GOAL OF THE EXERCISE - Could you report every line from the entries that includes the word "JSON"?

══════════════════════════════

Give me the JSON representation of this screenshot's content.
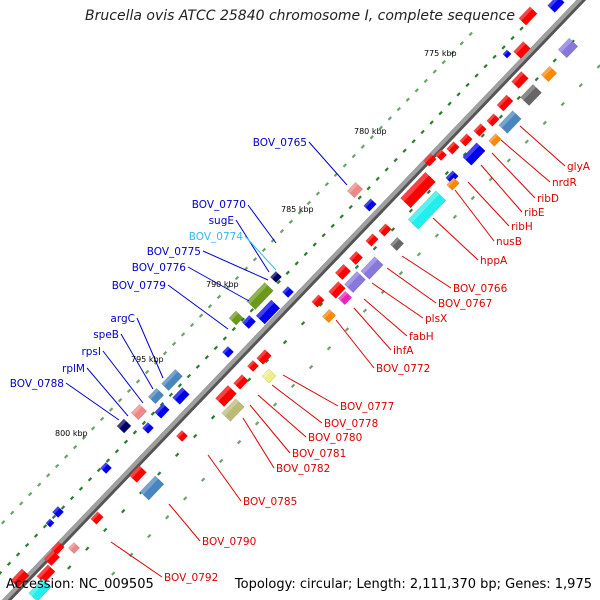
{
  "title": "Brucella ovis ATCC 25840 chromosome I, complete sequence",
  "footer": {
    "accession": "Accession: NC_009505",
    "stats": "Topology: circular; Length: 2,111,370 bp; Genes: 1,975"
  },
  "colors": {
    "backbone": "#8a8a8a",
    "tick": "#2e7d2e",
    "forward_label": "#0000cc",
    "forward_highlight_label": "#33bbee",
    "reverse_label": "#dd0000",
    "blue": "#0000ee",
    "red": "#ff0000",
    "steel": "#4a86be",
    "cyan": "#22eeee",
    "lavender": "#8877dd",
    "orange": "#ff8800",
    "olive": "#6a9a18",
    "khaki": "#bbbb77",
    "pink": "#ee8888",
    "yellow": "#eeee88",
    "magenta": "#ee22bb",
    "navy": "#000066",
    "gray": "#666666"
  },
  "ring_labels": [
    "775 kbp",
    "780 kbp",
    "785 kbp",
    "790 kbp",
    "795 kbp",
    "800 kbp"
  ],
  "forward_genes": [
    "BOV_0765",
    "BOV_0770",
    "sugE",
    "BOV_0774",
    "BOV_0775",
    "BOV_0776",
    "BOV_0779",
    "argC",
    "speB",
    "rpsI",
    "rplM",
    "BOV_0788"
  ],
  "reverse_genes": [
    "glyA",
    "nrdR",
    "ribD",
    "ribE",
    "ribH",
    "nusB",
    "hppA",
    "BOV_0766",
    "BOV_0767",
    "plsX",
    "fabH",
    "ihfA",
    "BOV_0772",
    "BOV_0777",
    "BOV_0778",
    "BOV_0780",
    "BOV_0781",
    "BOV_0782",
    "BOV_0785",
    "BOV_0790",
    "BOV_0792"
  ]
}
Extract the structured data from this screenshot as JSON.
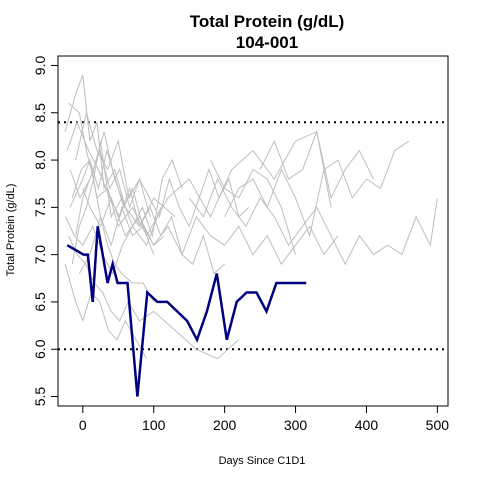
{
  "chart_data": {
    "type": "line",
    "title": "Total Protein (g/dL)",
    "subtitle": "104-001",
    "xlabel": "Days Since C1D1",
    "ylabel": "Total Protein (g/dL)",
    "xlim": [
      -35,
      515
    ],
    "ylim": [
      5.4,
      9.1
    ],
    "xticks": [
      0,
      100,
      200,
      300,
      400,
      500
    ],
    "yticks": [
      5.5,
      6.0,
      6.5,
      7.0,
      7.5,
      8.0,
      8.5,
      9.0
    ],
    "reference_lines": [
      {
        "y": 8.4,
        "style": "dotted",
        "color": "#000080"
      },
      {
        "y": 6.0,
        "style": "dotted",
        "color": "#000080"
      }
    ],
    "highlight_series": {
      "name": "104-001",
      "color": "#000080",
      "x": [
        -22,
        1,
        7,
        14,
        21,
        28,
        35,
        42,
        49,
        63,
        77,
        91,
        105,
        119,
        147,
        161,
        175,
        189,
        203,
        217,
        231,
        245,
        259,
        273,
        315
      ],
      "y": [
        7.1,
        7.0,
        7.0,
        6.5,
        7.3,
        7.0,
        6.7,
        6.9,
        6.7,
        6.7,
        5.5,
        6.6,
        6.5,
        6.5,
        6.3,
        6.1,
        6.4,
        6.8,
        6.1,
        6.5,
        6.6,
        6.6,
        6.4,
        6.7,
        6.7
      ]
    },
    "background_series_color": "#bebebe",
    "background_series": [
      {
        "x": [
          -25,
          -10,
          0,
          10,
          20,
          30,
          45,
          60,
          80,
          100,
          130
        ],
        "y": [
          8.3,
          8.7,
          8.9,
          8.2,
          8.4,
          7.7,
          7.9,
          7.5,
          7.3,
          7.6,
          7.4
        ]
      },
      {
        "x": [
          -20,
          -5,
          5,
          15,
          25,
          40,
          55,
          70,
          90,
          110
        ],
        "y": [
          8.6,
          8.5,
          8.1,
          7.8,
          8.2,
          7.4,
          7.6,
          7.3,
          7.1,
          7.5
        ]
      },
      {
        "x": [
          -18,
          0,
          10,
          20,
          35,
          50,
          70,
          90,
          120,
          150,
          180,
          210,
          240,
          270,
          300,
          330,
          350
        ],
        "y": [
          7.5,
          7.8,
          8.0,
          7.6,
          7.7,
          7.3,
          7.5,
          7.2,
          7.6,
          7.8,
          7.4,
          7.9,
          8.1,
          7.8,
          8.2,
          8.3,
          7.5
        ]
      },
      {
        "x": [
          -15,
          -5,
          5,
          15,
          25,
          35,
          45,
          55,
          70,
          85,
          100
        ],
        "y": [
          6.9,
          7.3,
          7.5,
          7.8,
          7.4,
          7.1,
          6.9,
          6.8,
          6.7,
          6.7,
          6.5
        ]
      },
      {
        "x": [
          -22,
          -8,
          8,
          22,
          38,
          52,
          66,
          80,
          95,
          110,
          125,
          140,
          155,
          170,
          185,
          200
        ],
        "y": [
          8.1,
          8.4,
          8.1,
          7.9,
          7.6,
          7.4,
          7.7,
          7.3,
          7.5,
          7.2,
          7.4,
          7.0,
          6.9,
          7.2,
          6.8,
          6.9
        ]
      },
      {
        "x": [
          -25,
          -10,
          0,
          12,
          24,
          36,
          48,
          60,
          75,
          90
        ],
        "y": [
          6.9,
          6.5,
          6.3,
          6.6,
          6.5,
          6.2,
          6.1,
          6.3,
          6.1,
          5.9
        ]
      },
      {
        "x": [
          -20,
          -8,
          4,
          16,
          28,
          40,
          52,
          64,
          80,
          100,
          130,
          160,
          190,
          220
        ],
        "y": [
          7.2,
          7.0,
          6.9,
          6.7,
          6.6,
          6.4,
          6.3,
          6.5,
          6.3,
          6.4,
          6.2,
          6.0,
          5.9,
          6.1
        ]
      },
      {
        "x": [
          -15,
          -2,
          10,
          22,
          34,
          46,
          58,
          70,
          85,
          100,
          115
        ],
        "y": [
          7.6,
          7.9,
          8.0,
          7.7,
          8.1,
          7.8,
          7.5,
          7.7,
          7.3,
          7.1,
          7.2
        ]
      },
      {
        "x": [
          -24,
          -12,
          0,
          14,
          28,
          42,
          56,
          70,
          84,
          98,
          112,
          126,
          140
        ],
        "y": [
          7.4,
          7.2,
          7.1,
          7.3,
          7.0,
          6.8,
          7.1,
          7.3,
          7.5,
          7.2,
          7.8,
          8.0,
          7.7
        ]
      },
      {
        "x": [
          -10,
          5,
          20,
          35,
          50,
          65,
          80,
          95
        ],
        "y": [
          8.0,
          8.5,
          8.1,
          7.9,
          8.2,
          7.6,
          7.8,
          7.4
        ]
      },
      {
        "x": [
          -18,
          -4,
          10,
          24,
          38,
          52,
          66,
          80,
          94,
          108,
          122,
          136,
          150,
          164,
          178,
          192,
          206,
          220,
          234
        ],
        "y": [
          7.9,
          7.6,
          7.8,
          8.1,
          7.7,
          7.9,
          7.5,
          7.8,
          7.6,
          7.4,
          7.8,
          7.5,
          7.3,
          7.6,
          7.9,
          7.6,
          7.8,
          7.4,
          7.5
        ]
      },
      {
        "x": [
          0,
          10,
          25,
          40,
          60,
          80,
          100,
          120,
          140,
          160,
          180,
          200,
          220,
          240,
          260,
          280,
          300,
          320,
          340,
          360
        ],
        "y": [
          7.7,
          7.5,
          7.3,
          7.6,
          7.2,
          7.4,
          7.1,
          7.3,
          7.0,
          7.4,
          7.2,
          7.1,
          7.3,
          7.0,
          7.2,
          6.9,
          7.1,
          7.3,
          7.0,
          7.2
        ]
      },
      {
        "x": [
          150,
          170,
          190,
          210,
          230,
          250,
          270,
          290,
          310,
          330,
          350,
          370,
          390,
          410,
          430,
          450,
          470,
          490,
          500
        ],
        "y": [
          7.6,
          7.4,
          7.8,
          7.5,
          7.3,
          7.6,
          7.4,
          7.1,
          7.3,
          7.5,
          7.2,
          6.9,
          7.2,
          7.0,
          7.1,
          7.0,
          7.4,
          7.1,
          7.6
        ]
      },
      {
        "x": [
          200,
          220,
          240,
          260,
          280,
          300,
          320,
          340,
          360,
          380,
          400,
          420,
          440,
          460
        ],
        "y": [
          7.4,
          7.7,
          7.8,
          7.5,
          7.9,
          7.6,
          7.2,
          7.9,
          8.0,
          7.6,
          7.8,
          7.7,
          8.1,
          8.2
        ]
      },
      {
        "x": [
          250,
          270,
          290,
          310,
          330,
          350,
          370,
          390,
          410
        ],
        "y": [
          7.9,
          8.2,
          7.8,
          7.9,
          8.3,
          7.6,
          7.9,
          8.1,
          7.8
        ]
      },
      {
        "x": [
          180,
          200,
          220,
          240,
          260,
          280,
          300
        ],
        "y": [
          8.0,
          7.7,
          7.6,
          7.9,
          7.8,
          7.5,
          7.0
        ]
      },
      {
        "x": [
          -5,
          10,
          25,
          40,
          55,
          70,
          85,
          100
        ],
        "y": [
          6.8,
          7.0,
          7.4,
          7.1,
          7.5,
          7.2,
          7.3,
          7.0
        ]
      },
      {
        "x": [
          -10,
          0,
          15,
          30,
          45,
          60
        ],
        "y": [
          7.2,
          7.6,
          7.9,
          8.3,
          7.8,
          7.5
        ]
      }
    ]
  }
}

══════════════════════════════

ANSWER SECTION -
Give me the JSON representation of this screenshot's content.
Extract the structured data from this screenshot as JSON.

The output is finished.